## Exercise
Every entry needs to be printed exactly, please.

------------------------------------------------------------------------

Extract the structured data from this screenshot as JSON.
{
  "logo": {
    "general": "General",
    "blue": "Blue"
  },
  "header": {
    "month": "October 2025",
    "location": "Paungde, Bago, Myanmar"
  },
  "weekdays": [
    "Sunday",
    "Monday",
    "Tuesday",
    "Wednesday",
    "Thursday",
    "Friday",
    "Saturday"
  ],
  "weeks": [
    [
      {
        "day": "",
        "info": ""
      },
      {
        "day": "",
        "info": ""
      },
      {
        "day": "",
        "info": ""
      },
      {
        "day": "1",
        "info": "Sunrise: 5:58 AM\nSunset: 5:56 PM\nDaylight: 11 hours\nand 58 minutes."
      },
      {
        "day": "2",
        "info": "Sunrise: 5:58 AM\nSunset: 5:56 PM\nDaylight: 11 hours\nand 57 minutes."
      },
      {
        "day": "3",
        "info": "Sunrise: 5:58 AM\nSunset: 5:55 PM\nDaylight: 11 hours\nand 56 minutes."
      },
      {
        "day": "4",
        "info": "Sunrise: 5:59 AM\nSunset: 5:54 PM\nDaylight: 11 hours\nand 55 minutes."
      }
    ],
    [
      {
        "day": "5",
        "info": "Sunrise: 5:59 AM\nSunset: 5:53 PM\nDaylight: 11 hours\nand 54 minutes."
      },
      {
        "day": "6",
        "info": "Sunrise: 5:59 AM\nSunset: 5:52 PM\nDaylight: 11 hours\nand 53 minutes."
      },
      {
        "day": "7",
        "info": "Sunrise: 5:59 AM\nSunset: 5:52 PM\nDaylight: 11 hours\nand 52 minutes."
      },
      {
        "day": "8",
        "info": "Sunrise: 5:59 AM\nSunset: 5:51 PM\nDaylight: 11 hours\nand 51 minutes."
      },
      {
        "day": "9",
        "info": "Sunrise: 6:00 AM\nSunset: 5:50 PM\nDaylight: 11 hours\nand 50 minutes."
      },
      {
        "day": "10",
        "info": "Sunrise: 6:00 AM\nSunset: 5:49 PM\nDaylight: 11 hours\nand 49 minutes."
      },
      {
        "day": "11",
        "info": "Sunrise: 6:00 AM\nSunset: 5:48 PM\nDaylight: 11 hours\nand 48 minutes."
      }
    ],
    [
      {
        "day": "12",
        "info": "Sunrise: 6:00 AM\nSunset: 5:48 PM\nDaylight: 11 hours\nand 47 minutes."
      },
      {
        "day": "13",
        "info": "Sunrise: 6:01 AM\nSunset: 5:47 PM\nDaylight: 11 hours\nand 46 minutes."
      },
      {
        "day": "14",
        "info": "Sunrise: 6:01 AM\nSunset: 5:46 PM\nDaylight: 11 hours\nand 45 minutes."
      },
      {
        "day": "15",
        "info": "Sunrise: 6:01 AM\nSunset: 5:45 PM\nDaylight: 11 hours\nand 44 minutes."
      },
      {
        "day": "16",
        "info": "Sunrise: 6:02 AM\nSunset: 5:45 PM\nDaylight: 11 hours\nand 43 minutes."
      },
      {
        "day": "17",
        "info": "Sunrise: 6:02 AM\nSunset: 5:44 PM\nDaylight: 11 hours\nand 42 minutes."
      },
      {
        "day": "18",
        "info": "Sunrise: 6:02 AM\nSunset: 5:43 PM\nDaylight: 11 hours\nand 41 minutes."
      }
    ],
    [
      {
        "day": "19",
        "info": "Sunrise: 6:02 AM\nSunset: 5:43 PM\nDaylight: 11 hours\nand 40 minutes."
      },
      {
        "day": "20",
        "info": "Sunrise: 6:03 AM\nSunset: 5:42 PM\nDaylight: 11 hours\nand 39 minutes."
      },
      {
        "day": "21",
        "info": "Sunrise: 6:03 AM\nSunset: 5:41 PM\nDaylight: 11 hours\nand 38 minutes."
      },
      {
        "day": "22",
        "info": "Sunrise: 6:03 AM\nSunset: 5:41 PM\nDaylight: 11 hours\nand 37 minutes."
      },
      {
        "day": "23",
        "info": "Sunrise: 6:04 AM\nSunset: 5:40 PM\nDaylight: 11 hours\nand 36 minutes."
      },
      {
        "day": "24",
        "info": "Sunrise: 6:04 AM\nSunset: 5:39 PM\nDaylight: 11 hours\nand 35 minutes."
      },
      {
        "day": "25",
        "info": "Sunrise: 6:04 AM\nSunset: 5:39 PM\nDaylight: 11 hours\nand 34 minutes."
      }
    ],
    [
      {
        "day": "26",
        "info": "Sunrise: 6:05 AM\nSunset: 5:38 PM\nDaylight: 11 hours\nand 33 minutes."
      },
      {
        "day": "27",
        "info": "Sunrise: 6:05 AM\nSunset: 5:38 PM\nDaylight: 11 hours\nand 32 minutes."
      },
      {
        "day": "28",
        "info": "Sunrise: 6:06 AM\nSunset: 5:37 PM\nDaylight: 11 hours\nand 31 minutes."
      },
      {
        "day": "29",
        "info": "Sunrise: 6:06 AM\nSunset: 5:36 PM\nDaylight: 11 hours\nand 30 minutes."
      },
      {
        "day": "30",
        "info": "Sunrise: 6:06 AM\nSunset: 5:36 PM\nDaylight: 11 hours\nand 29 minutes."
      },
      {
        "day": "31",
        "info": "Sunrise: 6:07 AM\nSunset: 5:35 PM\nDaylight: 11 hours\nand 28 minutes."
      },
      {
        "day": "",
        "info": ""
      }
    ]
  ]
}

------------------------------------------------------------------------

## Output of the task
Extract the structured data from this screenshot as JSON.
{
  "logo": {
    "general": "General",
    "blue": "Blue"
  },
  "header": {
    "month": "October 2025",
    "location": "Paungde, Bago, Myanmar"
  },
  "weekdays": [
    "Sunday",
    "Monday",
    "Tuesday",
    "Wednesday",
    "Thursday",
    "Friday",
    "Saturday"
  ],
  "weeks": [
    [
      {
        "day": "",
        "info": ""
      },
      {
        "day": "",
        "info": ""
      },
      {
        "day": "",
        "info": ""
      },
      {
        "day": "1",
        "info": "Sunrise: 5:58 AM\nSunset: 5:56 PM\nDaylight: 11 hours\nand 58 minutes."
      },
      {
        "day": "2",
        "info": "Sunrise: 5:58 AM\nSunset: 5:56 PM\nDaylight: 11 hours\nand 57 minutes."
      },
      {
        "day": "3",
        "info": "Sunrise: 5:58 AM\nSunset: 5:55 PM\nDaylight: 11 hours\nand 56 minutes."
      },
      {
        "day": "4",
        "info": "Sunrise: 5:59 AM\nSunset: 5:54 PM\nDaylight: 11 hours\nand 55 minutes."
      }
    ],
    [
      {
        "day": "5",
        "info": "Sunrise: 5:59 AM\nSunset: 5:53 PM\nDaylight: 11 hours\nand 54 minutes."
      },
      {
        "day": "6",
        "info": "Sunrise: 5:59 AM\nSunset: 5:52 PM\nDaylight: 11 hours\nand 53 minutes."
      },
      {
        "day": "7",
        "info": "Sunrise: 5:59 AM\nSunset: 5:52 PM\nDaylight: 11 hours\nand 52 minutes."
      },
      {
        "day": "8",
        "info": "Sunrise: 5:59 AM\nSunset: 5:51 PM\nDaylight: 11 hours\nand 51 minutes."
      },
      {
        "day": "9",
        "info": "Sunrise: 6:00 AM\nSunset: 5:50 PM\nDaylight: 11 hours\nand 50 minutes."
      },
      {
        "day": "10",
        "info": "Sunrise: 6:00 AM\nSunset: 5:49 PM\nDaylight: 11 hours\nand 49 minutes."
      },
      {
        "day": "11",
        "info": "Sunrise: 6:00 AM\nSunset: 5:48 PM\nDaylight: 11 hours\nand 48 minutes."
      }
    ],
    [
      {
        "day": "12",
        "info": "Sunrise: 6:00 AM\nSunset: 5:48 PM\nDaylight: 11 hours\nand 47 minutes."
      },
      {
        "day": "13",
        "info": "Sunrise: 6:01 AM\nSunset: 5:47 PM\nDaylight: 11 hours\nand 46 minutes."
      },
      {
        "day": "14",
        "info": "Sunrise: 6:01 AM\nSunset: 5:46 PM\nDaylight: 11 hours\nand 45 minutes."
      },
      {
        "day": "15",
        "info": "Sunrise: 6:01 AM\nSunset: 5:45 PM\nDaylight: 11 hours\nand 44 minutes."
      },
      {
        "day": "16",
        "info": "Sunrise: 6:02 AM\nSunset: 5:45 PM\nDaylight: 11 hours\nand 43 minutes."
      },
      {
        "day": "17",
        "info": "Sunrise: 6:02 AM\nSunset: 5:44 PM\nDaylight: 11 hours\nand 42 minutes."
      },
      {
        "day": "18",
        "info": "Sunrise: 6:02 AM\nSunset: 5:43 PM\nDaylight: 11 hours\nand 41 minutes."
      }
    ],
    [
      {
        "day": "19",
        "info": "Sunrise: 6:02 AM\nSunset: 5:43 PM\nDaylight: 11 hours\nand 40 minutes."
      },
      {
        "day": "20",
        "info": "Sunrise: 6:03 AM\nSunset: 5:42 PM\nDaylight: 11 hours\nand 39 minutes."
      },
      {
        "day": "21",
        "info": "Sunrise: 6:03 AM\nSunset: 5:41 PM\nDaylight: 11 hours\nand 38 minutes."
      },
      {
        "day": "22",
        "info": "Sunrise: 6:03 AM\nSunset: 5:41 PM\nDaylight: 11 hours\nand 37 minutes."
      },
      {
        "day": "23",
        "info": "Sunrise: 6:04 AM\nSunset: 5:40 PM\nDaylight: 11 hours\nand 36 minutes."
      },
      {
        "day": "24",
        "info": "Sunrise: 6:04 AM\nSunset: 5:39 PM\nDaylight: 11 hours\nand 35 minutes."
      },
      {
        "day": "25",
        "info": "Sunrise: 6:04 AM\nSunset: 5:39 PM\nDaylight: 11 hours\nand 34 minutes."
      }
    ],
    [
      {
        "day": "26",
        "info": "Sunrise: 6:05 AM\nSunset: 5:38 PM\nDaylight: 11 hours\nand 33 minutes."
      },
      {
        "day": "27",
        "info": "Sunrise: 6:05 AM\nSunset: 5:38 PM\nDaylight: 11 hours\nand 32 minutes."
      },
      {
        "day": "28",
        "info": "Sunrise: 6:06 AM\nSunset: 5:37 PM\nDaylight: 11 hours\nand 31 minutes."
      },
      {
        "day": "29",
        "info": "Sunrise: 6:06 AM\nSunset: 5:36 PM\nDaylight: 11 hours\nand 30 minutes."
      },
      {
        "day": "30",
        "info": "Sunrise: 6:06 AM\nSunset: 5:36 PM\nDaylight: 11 hours\nand 29 minutes."
      },
      {
        "day": "31",
        "info": "Sunrise: 6:07 AM\nSunset: 5:35 PM\nDaylight: 11 hours\nand 28 minutes."
      },
      {
        "day": "",
        "info": ""
      }
    ]
  ]
}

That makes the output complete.